> **WHAT YOU SHOULD DO**: Here are some records; return them all exactly.
** start SUPPLIED RECORDS **
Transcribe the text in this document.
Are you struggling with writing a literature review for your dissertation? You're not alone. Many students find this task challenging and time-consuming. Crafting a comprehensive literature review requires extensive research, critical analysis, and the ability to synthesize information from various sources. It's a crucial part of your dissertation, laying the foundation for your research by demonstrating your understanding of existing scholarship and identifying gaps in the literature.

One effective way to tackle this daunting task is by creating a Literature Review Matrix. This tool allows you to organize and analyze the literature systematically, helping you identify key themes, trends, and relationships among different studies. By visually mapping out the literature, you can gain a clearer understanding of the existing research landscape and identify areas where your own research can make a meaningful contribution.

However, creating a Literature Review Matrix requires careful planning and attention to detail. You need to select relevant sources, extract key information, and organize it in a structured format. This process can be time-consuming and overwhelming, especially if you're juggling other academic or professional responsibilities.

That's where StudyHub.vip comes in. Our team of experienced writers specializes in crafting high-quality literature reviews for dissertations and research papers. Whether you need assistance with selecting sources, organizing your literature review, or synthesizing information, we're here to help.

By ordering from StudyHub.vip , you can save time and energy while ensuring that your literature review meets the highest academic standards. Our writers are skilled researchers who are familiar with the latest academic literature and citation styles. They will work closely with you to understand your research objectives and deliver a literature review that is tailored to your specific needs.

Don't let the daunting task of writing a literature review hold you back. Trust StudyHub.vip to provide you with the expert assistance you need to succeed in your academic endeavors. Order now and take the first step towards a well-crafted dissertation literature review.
** end SUPPLIED RECORDS **
> **CORRECT ANSWER**:
Transcribe the text in this document.
Are you struggling with writing a literature review for your dissertation? You're not alone. Many students find this task challenging and time-consuming. Crafting a comprehensive literature review requires extensive research, critical analysis, and the ability to synthesize information from various sources. It's a crucial part of your dissertation, laying the foundation for your research by demonstrating your understanding of existing scholarship and identifying gaps in the literature.

One effective way to tackle this daunting task is by creating a Literature Review Matrix. This tool allows you to organize and analyze the literature systematically, helping you identify key themes, trends, and relationships among different studies. By visually mapping out the literature, you can gain a clearer understanding of the existing research landscape and identify areas where your own research can make a meaningful contribution.

However, creating a Literature Review Matrix requires careful planning and attention to detail. You need to select relevant sources, extract key information, and organize it in a structured format. This process can be time-consuming and overwhelming, especially if you're juggling other academic or professional responsibilities.

That's where StudyHub.vip comes in. Our team of experienced writers specializes in crafting high-quality literature reviews for dissertations and research papers. Whether you need assistance with selecting sources, organizing your literature review, or synthesizing information, we're here to help.

By ordering from StudyHub.vip , you can save time and energy while ensuring that your literature review meets the highest academic standards. Our writers are skilled researchers who are familiar with the latest academic literature and citation styles. They will work closely with you to understand your research objectives and deliver a literature review that is tailored to your specific needs.

Don't let the daunting task of writing a literature review hold you back. Trust StudyHub.vip to provide you with the expert assistance you need to succeed in your academic endeavors. Order now and take the first step towards a well-crafted dissertation literature review.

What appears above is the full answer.